• **Instructions to follow**
Among the entries, which lines carry the string "Reserved"? Copy each of them.

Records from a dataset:
* * * *
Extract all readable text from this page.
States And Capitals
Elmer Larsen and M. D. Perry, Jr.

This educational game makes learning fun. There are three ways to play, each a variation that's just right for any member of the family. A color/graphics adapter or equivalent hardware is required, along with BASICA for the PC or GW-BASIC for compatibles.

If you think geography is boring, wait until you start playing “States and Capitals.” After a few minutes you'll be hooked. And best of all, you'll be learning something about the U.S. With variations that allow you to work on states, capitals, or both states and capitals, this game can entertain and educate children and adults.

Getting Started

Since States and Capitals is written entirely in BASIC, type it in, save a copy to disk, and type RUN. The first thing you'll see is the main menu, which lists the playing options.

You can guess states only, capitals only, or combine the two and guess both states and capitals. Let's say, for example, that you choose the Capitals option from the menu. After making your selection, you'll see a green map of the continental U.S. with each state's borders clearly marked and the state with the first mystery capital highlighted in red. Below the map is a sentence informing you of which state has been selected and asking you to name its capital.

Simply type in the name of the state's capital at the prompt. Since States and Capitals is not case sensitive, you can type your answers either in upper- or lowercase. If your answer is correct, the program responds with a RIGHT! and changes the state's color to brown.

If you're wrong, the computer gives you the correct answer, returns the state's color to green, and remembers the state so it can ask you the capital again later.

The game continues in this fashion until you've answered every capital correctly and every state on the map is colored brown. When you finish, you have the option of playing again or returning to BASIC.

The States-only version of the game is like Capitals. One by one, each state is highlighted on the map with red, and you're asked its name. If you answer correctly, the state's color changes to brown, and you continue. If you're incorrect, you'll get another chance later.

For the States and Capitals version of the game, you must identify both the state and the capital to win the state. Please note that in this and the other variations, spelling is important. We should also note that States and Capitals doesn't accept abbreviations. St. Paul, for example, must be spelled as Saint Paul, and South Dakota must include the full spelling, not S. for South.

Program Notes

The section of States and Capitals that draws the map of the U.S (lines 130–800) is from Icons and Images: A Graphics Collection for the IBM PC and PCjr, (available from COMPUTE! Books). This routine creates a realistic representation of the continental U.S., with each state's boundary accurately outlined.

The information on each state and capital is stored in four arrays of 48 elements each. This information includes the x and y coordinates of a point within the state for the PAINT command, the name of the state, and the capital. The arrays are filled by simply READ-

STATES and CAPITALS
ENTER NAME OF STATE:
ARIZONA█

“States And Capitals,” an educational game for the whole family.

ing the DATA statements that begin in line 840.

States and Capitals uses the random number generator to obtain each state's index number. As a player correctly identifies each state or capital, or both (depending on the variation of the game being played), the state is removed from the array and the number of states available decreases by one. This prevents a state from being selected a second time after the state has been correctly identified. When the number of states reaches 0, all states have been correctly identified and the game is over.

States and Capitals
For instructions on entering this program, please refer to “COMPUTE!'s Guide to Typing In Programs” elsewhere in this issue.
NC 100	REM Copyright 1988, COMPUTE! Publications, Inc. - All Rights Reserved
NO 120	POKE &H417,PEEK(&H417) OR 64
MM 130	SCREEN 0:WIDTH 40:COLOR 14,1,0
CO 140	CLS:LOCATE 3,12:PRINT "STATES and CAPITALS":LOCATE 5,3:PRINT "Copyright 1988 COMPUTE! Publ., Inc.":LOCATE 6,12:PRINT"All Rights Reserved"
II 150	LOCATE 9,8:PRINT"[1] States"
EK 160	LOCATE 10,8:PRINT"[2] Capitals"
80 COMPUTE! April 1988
* * * *
• **Reply**
NC 100	REM Copyright 1988, COMPUTE! Publications, Inc. - All Rights Reserved
CO 140	CLS:LOCATE 3,12:PRINT "STATES and CAPITALS":LOCATE 5,3:PRINT "Copyright 1988 COMPUTE! Publ., Inc.":LOCATE 6,12:PRINT"All Rights Reserved"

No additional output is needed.